→ **EXCERPTED RECORDS**
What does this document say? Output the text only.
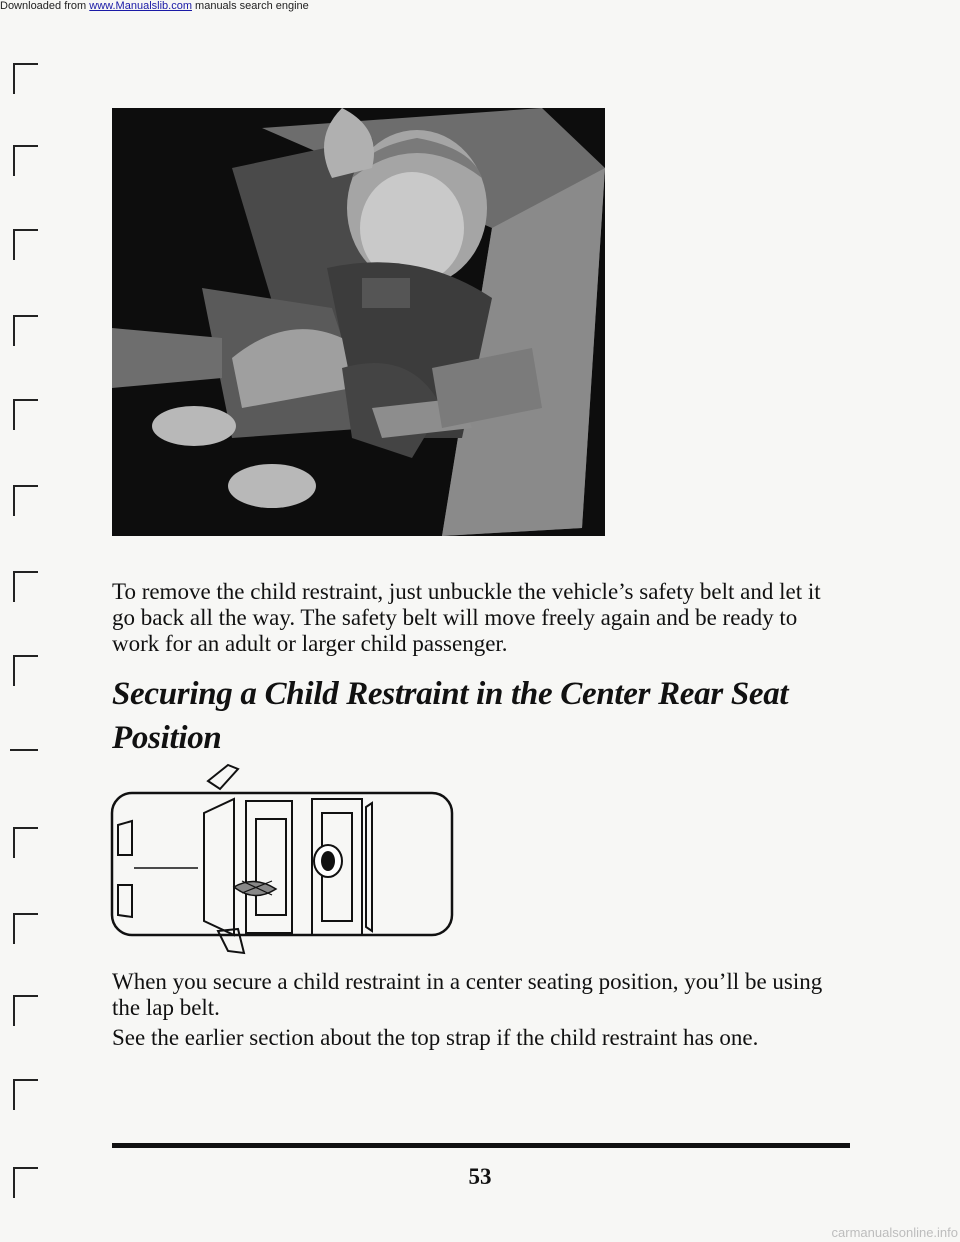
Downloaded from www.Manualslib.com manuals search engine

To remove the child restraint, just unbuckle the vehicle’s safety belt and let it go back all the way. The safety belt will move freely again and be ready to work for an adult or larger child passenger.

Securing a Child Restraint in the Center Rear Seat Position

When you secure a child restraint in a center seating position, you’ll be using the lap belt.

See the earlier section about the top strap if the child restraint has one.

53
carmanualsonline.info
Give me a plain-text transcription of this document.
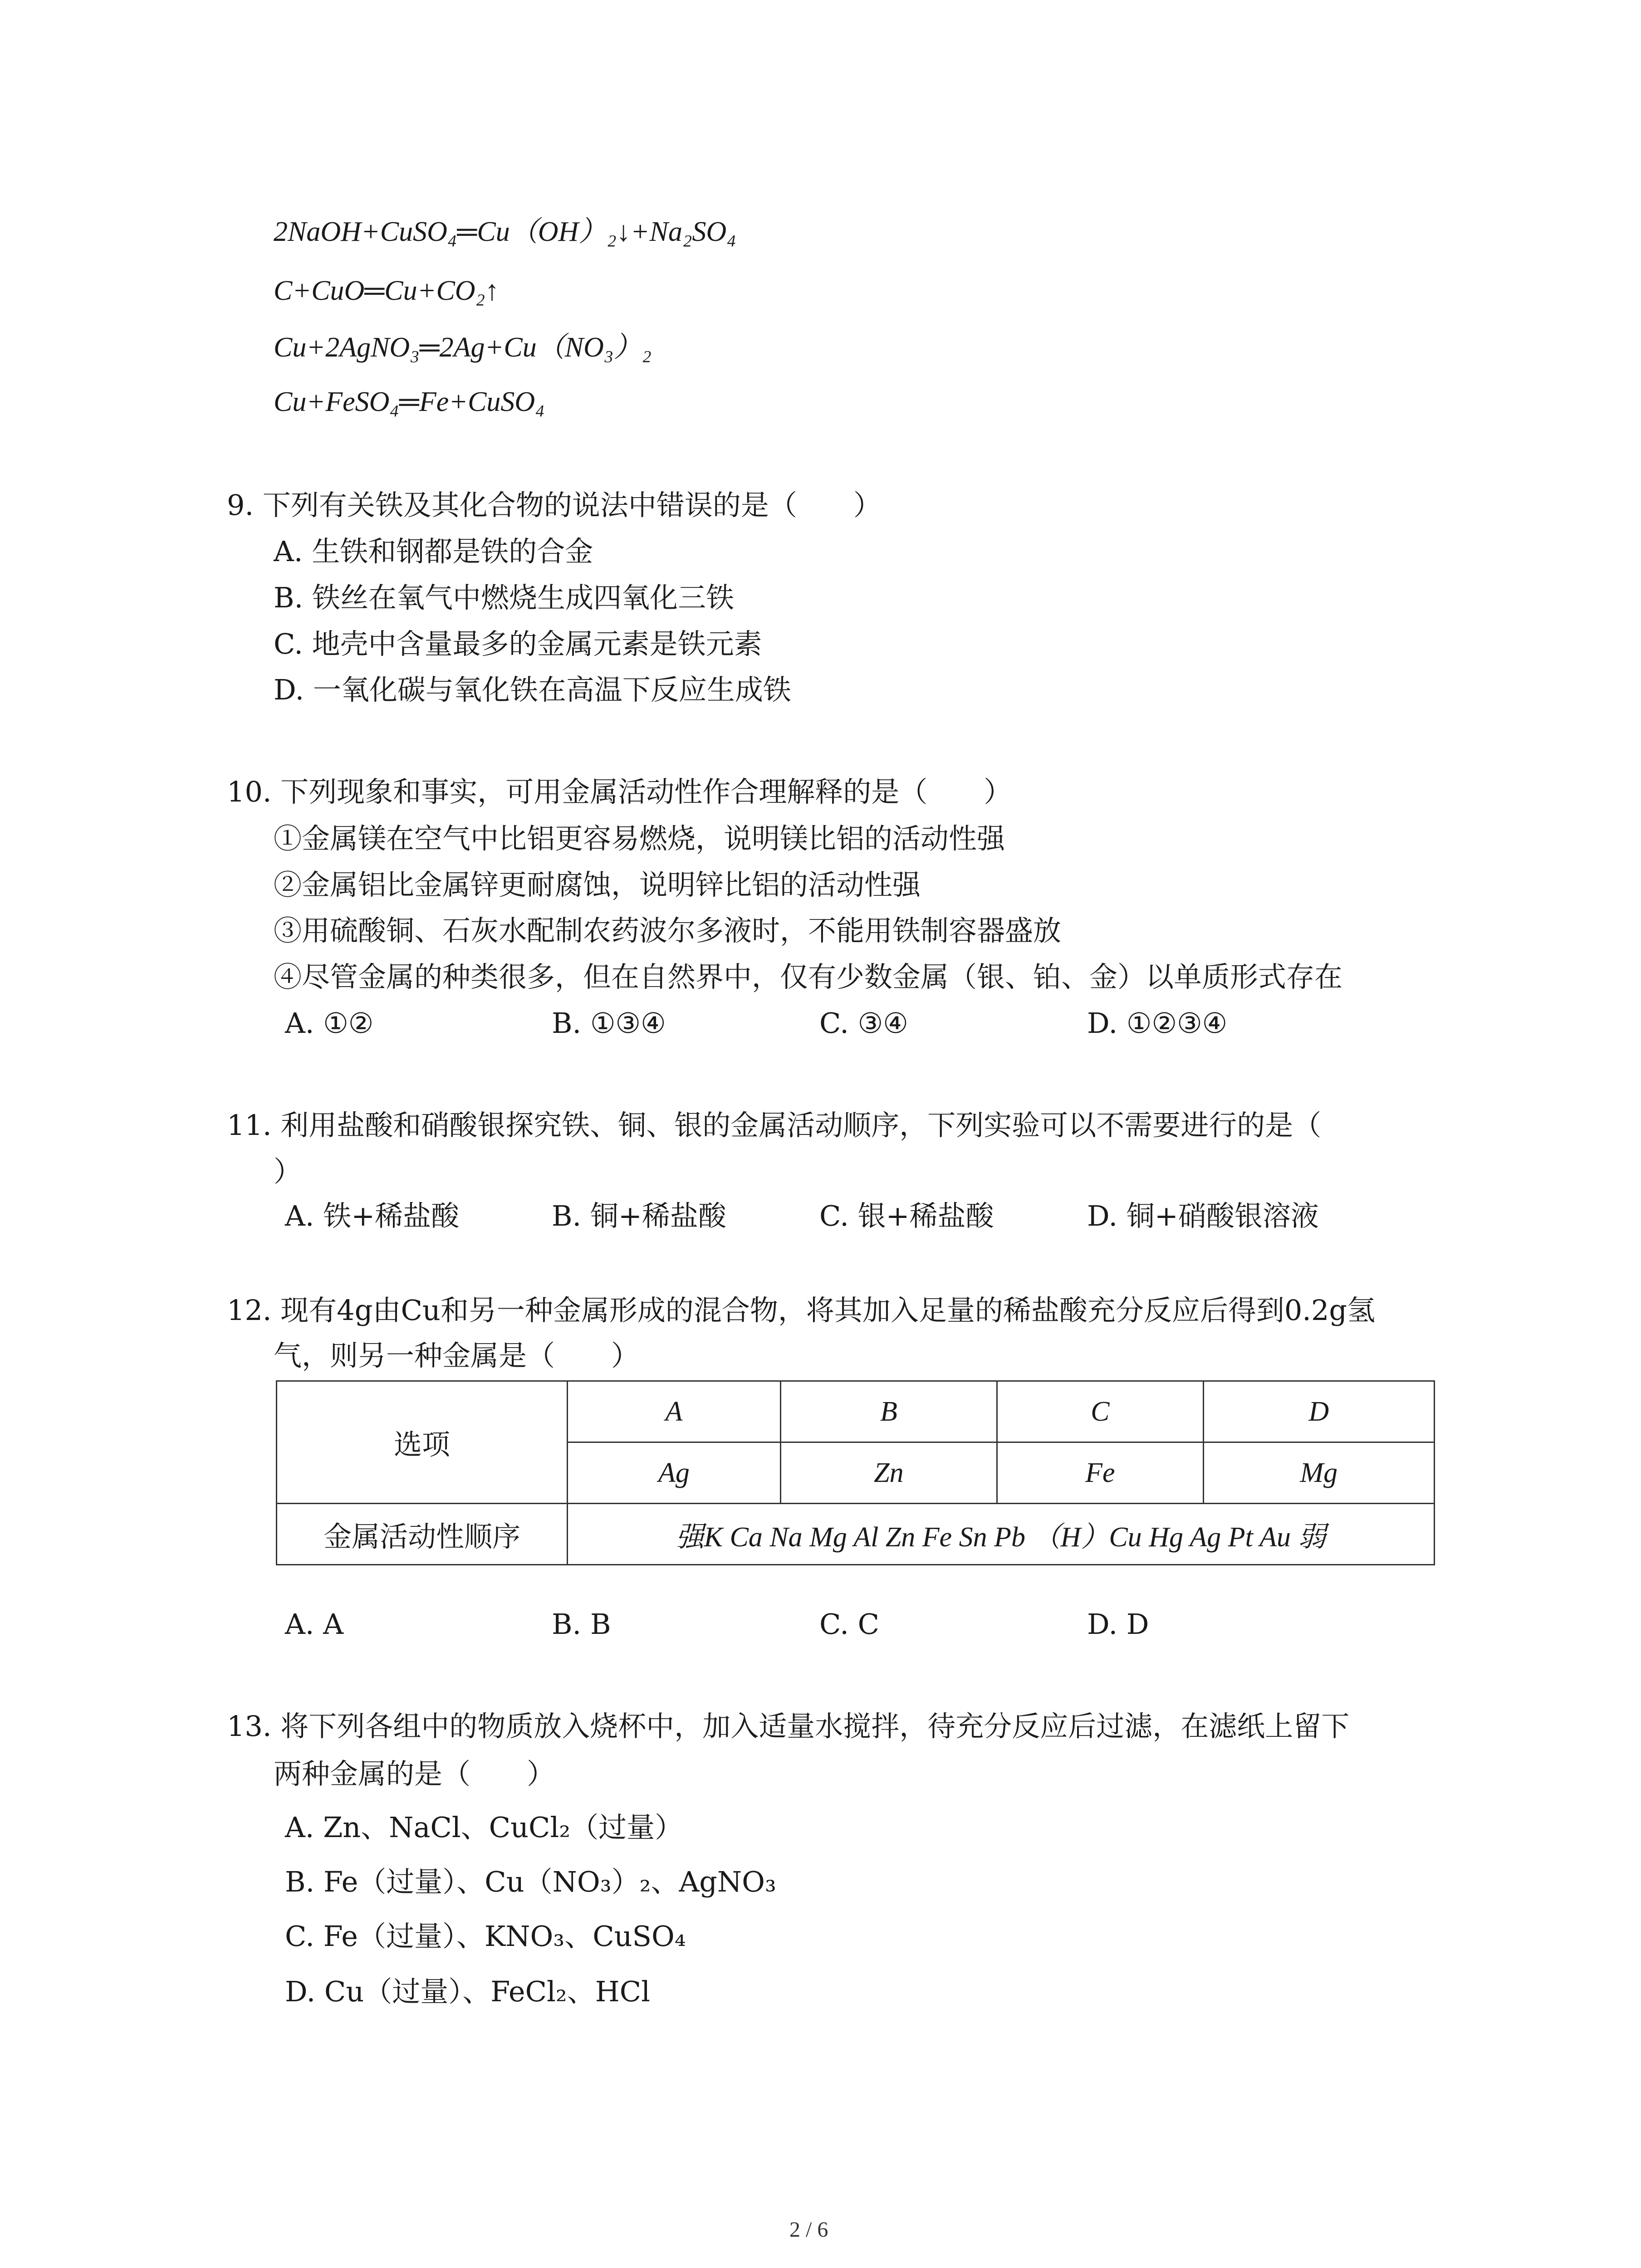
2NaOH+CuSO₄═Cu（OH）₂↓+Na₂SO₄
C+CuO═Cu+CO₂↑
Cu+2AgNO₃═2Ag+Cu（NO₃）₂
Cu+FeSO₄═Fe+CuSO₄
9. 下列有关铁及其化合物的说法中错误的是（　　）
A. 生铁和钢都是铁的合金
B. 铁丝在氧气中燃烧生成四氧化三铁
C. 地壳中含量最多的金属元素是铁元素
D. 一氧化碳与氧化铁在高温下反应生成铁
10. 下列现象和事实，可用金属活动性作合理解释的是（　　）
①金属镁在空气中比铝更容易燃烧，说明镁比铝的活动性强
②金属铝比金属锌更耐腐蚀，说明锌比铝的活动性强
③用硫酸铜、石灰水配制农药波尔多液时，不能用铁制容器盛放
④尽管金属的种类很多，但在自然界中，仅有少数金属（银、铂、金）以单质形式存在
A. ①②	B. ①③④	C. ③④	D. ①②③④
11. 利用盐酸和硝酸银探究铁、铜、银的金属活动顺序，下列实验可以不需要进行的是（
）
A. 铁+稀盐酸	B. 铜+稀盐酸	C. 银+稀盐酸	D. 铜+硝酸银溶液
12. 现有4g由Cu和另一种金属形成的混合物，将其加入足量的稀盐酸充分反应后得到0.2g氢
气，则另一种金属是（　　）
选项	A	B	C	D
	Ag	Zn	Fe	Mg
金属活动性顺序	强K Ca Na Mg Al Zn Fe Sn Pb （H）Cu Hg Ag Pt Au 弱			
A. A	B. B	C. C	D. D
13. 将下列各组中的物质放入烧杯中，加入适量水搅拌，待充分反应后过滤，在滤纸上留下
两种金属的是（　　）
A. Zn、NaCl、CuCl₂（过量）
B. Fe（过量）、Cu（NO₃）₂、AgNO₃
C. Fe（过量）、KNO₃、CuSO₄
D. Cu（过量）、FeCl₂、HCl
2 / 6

→ **TASK PROMPT**
Copy out all the data exactly; skip the pictures.

→ **SOLUTION BELOW**
What does this document say? Output the text only.
Downloaded from www.Manualslib.com manuals search engine

To remove the child restraint, just unbuckle the vehicle’s safety belt and let it go back all the way. The safety belt will move freely again and be ready to work for an adult or larger child passenger.

Securing a Child Restraint in the Center Rear Seat Position

When you secure a child restraint in a center seating position, you’ll be using the lap belt.

See the earlier section about the top strap if the child restraint has one.

53
carmanualsonline.info
Give me a plain-text transcription of this document.
2NaOH+CuSO₄═Cu（OH）₂↓+Na₂SO₄
C+CuO═Cu+CO₂↑
Cu+2AgNO₃═2Ag+Cu（NO₃）₂
Cu+FeSO₄═Fe+CuSO₄
9. 下列有关铁及其化合物的说法中错误的是（　　）
A. 生铁和钢都是铁的合金
B. 铁丝在氧气中燃烧生成四氧化三铁
C. 地壳中含量最多的金属元素是铁元素
D. 一氧化碳与氧化铁在高温下反应生成铁
10. 下列现象和事实，可用金属活动性作合理解释的是（　　）
①金属镁在空气中比铝更容易燃烧，说明镁比铝的活动性强
②金属铝比金属锌更耐腐蚀，说明锌比铝的活动性强
③用硫酸铜、石灰水配制农药波尔多液时，不能用铁制容器盛放
④尽管金属的种类很多，但在自然界中，仅有少数金属（银、铂、金）以单质形式存在
A. ①②	B. ①③④	C. ③④	D. ①②③④
11. 利用盐酸和硝酸银探究铁、铜、银的金属活动顺序，下列实验可以不需要进行的是（
）
A. 铁+稀盐酸	B. 铜+稀盐酸	C. 银+稀盐酸	D. 铜+硝酸银溶液
12. 现有4g由Cu和另一种金属形成的混合物，将其加入足量的稀盐酸充分反应后得到0.2g氢
气，则另一种金属是（　　）
选项	A	B	C	D
	Ag	Zn	Fe	Mg
金属活动性顺序	强K Ca Na Mg Al Zn Fe Sn Pb （H）Cu Hg Ag Pt Au 弱			
A. A	B. B	C. C	D. D
13. 将下列各组中的物质放入烧杯中，加入适量水搅拌，待充分反应后过滤，在滤纸上留下
两种金属的是（　　）
A. Zn、NaCl、CuCl₂（过量）
B. Fe（过量）、Cu（NO₃）₂、AgNO₃
C. Fe（过量）、KNO₃、CuSO₄
D. Cu（过量）、FeCl₂、HCl
2 / 6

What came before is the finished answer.